**The input:**

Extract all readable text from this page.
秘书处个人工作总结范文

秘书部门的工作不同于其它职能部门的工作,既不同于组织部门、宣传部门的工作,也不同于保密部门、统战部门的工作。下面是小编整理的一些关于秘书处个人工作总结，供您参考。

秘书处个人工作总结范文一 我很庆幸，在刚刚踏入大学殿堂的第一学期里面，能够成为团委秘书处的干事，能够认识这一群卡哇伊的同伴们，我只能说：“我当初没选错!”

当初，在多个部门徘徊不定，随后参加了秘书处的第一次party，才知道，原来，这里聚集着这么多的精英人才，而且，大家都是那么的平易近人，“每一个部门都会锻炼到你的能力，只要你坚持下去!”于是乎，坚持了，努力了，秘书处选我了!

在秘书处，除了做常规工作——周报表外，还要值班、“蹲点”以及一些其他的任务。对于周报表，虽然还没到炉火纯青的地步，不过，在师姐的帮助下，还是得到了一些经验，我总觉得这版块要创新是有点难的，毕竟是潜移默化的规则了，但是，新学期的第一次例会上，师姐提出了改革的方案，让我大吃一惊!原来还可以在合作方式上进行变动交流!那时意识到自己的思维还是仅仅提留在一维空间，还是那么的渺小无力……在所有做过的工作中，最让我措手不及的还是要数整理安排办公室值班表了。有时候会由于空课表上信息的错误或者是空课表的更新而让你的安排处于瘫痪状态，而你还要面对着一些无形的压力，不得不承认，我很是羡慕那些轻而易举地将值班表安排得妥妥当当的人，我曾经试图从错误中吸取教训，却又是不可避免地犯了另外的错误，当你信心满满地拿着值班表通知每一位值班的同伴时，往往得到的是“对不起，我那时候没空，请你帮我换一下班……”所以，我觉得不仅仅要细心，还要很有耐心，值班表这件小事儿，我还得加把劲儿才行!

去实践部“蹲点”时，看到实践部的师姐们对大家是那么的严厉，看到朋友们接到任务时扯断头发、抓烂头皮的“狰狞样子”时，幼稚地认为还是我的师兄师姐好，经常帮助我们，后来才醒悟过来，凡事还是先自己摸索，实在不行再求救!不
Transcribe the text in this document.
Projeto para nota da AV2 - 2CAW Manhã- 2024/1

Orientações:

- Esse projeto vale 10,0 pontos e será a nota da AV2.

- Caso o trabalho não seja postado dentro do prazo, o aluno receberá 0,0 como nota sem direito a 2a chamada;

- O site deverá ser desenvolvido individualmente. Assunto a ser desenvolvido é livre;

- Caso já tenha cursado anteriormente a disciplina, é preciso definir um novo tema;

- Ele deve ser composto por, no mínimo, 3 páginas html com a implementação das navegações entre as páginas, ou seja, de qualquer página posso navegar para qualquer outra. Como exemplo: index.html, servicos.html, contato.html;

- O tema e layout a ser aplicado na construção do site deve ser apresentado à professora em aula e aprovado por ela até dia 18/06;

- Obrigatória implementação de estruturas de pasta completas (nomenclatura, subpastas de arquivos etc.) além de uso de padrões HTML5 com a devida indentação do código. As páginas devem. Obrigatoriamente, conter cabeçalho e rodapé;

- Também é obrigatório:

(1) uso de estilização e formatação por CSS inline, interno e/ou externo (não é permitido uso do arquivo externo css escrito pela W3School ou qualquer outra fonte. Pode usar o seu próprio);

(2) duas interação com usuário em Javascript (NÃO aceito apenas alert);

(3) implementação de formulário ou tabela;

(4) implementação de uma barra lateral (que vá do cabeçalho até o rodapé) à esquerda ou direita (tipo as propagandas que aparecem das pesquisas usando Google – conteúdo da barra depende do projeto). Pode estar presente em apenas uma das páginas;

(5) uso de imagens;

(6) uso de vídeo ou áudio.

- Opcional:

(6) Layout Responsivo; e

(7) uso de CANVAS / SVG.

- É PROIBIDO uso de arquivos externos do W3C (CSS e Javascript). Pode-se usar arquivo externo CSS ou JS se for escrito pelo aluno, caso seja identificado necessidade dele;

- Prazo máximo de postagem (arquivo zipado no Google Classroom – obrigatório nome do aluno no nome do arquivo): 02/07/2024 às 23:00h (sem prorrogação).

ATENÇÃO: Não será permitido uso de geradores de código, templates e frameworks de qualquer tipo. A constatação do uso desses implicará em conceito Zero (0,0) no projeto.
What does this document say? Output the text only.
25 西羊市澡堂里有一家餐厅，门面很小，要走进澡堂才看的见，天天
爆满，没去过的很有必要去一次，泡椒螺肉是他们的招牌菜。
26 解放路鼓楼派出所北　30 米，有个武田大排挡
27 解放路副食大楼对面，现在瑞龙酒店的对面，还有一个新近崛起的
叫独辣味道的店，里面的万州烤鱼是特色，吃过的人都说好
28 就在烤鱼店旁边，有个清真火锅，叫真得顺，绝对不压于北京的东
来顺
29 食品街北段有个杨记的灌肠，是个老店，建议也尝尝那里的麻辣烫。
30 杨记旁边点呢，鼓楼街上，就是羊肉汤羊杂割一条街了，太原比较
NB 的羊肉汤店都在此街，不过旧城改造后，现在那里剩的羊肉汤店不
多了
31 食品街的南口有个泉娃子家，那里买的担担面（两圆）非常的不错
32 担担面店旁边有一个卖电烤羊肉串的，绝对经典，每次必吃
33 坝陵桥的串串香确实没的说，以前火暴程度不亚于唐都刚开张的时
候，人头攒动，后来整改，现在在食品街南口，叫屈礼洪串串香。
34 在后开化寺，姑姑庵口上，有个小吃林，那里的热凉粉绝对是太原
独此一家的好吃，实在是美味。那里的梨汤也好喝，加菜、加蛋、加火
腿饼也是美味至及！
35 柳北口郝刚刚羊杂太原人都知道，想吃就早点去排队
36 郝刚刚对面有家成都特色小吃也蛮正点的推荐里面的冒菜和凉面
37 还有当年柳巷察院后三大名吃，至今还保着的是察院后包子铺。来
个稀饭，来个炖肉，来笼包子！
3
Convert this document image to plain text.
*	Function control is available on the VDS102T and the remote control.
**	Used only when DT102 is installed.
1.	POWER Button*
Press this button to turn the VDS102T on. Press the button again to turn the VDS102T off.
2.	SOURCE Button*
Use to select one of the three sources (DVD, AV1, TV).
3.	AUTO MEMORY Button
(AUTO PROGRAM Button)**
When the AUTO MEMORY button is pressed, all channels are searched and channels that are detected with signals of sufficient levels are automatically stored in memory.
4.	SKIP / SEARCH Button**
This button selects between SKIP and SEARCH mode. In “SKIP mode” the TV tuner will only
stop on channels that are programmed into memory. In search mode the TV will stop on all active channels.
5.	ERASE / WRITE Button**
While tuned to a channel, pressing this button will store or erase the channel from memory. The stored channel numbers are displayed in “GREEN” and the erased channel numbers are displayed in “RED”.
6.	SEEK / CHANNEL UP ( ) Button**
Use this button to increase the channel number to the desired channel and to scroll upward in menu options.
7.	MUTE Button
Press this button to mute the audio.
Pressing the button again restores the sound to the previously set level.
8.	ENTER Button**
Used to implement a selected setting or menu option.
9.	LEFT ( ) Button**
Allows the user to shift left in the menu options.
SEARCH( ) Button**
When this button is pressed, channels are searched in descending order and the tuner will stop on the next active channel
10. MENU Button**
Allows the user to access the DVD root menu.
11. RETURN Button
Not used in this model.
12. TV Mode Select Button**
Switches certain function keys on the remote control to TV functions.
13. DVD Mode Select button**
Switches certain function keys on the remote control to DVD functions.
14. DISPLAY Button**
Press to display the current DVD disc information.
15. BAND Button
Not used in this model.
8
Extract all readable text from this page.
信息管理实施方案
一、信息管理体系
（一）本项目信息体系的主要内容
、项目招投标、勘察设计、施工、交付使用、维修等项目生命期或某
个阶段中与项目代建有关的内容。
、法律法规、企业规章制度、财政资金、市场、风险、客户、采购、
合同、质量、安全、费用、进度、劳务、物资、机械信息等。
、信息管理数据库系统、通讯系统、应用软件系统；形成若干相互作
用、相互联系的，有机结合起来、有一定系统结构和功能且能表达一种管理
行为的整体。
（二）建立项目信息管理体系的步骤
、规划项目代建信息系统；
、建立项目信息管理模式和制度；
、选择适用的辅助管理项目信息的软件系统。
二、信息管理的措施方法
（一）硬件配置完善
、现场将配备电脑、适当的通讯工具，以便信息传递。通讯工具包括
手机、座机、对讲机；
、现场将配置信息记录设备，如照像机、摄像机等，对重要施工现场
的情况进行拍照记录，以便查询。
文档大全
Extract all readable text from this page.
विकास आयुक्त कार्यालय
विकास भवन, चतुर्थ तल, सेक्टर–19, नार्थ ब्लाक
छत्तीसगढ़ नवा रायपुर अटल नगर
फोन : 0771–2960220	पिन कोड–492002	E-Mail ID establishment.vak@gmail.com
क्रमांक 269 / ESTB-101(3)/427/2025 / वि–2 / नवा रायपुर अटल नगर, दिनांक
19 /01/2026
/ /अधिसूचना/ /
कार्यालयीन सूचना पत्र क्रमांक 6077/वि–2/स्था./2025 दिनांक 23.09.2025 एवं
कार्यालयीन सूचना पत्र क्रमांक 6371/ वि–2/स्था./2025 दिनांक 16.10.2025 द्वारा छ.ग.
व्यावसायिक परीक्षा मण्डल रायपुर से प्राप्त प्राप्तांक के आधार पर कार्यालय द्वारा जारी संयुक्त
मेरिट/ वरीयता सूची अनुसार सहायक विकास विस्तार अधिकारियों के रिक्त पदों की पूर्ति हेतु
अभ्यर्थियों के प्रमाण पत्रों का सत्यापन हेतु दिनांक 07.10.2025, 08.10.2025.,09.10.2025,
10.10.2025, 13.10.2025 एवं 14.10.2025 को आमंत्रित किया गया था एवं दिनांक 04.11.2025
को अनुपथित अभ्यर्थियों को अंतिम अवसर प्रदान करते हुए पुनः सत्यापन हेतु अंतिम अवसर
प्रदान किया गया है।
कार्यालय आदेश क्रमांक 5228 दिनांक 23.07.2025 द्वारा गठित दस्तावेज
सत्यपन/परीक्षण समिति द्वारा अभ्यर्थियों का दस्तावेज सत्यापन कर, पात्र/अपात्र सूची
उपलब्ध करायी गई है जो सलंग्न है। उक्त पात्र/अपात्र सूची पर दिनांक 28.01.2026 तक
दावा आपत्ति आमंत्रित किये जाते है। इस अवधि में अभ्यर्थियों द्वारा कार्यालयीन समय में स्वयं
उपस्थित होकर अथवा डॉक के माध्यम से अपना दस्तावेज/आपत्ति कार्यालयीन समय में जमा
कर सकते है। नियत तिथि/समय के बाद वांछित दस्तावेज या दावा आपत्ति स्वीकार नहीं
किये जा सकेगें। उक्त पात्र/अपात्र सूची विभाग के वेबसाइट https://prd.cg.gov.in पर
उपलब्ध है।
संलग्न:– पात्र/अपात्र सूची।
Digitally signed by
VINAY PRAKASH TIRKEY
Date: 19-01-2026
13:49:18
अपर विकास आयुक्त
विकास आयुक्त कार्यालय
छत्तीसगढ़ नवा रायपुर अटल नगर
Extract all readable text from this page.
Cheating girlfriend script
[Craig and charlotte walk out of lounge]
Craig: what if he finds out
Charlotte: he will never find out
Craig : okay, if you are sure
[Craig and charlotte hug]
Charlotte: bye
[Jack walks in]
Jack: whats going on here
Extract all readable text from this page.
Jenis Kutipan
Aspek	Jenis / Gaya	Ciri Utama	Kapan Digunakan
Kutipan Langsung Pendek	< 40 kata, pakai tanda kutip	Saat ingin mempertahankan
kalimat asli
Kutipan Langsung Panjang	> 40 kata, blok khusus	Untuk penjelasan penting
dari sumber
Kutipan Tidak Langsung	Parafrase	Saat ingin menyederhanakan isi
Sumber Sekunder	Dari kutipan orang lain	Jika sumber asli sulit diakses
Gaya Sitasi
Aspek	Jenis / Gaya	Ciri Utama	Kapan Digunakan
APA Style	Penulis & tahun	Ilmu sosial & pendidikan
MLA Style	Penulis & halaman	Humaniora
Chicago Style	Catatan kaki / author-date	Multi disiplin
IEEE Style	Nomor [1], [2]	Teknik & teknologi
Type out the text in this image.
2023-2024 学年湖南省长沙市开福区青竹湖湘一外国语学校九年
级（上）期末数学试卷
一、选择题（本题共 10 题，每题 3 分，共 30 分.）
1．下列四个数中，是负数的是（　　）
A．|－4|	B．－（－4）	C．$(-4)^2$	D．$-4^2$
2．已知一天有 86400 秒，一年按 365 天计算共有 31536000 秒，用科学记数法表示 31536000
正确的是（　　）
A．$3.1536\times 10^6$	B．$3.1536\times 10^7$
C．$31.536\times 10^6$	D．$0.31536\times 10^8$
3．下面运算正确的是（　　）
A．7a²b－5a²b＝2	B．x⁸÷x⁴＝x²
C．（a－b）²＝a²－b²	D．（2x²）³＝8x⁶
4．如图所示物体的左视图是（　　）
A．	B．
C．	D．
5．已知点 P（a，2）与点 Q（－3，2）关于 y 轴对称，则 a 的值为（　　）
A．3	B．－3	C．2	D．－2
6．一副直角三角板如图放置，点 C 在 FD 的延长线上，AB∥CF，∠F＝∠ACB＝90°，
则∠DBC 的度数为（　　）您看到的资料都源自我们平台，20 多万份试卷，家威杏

**Exercise requirements:**
Return each line of the listing that holds the string "times".

**Problem solution:**
A．$3.1536\times 10^6$	B．$3.1536\times 10^7$
C．$31.536\times 10^6$	D．$0.31536\times 10^8$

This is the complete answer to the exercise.